- Task goal
Pull out every line below containing the word "KSKF".

══════════════════════════════

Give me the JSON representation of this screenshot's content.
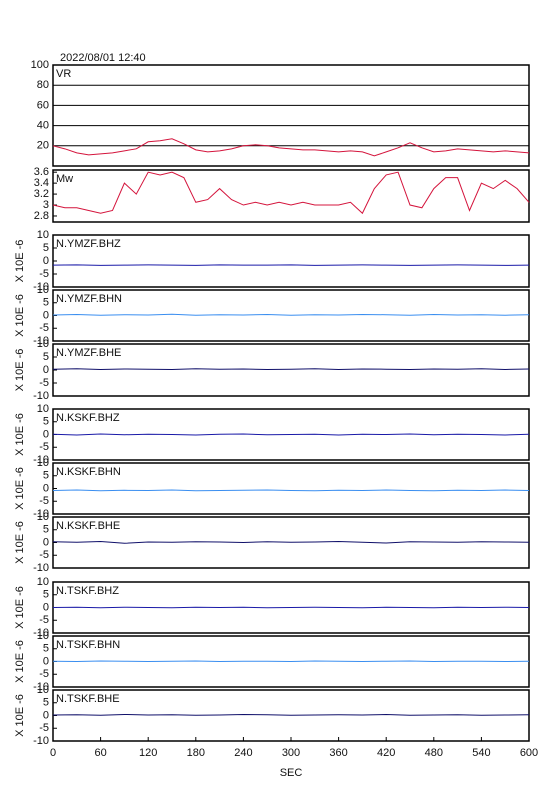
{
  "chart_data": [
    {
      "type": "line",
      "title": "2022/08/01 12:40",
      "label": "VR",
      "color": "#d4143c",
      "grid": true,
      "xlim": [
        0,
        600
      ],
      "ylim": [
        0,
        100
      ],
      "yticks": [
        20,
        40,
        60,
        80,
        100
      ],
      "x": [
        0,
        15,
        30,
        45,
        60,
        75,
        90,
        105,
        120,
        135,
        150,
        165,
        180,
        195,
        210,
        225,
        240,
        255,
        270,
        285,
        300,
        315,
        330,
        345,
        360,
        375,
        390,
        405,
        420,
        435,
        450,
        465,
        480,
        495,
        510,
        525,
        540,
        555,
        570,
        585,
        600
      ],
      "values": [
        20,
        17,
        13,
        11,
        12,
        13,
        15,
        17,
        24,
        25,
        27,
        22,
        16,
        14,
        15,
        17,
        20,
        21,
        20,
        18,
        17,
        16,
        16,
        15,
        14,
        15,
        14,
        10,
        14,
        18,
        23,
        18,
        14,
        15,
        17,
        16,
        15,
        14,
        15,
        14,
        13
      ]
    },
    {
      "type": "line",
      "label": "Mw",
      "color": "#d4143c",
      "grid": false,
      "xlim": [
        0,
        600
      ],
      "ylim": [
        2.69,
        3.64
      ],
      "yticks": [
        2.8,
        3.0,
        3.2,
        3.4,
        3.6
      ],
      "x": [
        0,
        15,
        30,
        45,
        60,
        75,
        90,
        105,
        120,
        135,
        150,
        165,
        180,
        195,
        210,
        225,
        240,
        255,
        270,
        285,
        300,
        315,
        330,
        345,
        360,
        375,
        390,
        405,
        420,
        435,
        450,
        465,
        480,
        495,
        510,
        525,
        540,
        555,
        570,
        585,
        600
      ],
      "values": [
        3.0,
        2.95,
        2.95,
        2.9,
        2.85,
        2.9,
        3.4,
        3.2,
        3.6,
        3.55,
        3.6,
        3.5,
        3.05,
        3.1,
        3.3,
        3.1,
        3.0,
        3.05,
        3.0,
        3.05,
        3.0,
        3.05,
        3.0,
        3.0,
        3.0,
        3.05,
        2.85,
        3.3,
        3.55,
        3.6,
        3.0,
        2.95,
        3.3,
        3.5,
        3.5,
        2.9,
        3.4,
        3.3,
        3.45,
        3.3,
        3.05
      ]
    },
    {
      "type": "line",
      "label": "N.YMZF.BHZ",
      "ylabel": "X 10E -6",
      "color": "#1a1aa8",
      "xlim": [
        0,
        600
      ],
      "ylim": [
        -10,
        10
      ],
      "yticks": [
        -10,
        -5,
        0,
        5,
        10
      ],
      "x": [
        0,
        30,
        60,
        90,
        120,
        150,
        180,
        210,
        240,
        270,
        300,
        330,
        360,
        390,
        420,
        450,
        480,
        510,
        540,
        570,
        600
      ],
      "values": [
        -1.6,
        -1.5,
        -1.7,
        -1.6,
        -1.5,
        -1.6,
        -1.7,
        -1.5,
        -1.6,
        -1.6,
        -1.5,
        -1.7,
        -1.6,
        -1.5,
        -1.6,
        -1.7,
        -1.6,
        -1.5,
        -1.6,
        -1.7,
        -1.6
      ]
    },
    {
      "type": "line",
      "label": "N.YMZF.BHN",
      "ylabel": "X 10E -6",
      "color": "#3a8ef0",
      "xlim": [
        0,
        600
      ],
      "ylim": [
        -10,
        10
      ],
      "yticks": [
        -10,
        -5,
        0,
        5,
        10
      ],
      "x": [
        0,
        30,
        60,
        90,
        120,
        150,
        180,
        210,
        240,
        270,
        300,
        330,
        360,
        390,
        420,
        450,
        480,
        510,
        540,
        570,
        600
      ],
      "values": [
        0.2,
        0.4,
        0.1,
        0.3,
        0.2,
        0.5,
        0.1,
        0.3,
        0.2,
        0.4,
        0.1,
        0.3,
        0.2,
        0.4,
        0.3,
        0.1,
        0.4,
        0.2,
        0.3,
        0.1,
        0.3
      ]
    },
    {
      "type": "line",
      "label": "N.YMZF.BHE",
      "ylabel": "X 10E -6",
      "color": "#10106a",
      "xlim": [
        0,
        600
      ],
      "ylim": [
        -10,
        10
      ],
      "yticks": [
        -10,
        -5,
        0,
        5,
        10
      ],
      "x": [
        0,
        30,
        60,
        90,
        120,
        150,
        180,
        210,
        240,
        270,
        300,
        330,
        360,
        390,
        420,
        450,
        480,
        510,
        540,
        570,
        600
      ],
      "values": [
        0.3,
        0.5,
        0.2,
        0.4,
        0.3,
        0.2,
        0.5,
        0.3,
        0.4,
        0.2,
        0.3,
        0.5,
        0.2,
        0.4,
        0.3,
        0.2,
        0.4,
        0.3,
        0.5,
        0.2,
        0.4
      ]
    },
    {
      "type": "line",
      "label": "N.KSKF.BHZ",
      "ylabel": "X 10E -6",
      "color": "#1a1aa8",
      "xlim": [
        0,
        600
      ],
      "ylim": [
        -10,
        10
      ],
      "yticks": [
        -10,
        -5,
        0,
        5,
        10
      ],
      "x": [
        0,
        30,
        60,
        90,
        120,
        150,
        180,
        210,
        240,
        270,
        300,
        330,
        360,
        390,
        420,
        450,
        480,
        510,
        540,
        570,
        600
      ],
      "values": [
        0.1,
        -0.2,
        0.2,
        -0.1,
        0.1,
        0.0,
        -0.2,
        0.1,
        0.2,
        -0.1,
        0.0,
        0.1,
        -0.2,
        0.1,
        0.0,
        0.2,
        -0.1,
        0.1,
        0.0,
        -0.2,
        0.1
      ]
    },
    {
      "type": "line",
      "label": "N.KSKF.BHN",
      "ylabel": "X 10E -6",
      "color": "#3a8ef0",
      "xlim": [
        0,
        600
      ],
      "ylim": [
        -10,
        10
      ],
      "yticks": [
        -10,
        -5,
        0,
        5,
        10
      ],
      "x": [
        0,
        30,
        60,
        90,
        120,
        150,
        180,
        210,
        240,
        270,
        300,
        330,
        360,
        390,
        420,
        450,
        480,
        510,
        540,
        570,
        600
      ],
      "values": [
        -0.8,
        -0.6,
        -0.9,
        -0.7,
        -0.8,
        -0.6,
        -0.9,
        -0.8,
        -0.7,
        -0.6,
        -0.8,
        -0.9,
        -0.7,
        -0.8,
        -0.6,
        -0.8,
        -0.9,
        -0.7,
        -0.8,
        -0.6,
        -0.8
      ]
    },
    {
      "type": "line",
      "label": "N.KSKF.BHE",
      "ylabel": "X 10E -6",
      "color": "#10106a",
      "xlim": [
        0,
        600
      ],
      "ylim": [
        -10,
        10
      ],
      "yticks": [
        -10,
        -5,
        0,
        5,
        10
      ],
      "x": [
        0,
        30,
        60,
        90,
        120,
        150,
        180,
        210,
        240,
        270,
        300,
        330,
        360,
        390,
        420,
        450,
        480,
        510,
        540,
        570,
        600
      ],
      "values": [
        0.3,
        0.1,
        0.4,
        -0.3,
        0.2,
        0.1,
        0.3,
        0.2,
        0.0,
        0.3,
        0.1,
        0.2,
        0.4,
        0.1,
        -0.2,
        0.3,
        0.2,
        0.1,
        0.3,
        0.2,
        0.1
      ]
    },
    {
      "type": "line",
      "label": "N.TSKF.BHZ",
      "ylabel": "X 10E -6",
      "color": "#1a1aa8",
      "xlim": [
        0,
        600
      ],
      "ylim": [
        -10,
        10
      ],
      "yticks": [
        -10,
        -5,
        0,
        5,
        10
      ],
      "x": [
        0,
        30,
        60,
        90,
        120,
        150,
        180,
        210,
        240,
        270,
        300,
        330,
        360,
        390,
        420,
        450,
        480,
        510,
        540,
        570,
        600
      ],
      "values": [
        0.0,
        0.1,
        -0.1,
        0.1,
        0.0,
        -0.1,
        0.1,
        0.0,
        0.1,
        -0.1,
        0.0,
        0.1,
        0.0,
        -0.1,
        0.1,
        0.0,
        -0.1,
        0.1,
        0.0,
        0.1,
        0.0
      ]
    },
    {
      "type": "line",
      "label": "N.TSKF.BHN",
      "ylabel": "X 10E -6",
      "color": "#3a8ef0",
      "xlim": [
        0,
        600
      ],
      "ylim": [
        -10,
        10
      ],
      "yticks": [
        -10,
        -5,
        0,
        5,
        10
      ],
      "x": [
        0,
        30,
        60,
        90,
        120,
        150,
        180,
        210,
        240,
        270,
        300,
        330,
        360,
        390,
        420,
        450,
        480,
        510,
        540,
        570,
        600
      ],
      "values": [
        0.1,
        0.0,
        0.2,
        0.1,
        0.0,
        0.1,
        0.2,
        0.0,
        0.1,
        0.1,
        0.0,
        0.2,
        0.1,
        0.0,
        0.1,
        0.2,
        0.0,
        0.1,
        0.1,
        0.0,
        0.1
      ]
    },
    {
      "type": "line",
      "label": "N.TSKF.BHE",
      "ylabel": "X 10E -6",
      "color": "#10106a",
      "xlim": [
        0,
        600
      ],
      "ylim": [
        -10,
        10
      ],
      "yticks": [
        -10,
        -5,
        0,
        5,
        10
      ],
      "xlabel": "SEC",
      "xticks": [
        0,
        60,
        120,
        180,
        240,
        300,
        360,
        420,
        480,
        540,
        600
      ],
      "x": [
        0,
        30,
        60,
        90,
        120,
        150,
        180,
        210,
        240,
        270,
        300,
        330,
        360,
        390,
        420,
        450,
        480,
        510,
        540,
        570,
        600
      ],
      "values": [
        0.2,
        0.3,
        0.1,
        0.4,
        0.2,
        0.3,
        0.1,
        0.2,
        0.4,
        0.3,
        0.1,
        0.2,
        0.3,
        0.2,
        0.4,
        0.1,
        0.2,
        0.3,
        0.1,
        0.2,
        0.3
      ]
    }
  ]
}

══════════════════════════════

- Complete output
      "label": "N.KSKF.BHZ",
      "label": "N.KSKF.BHN",
      "label": "N.KSKF.BHE",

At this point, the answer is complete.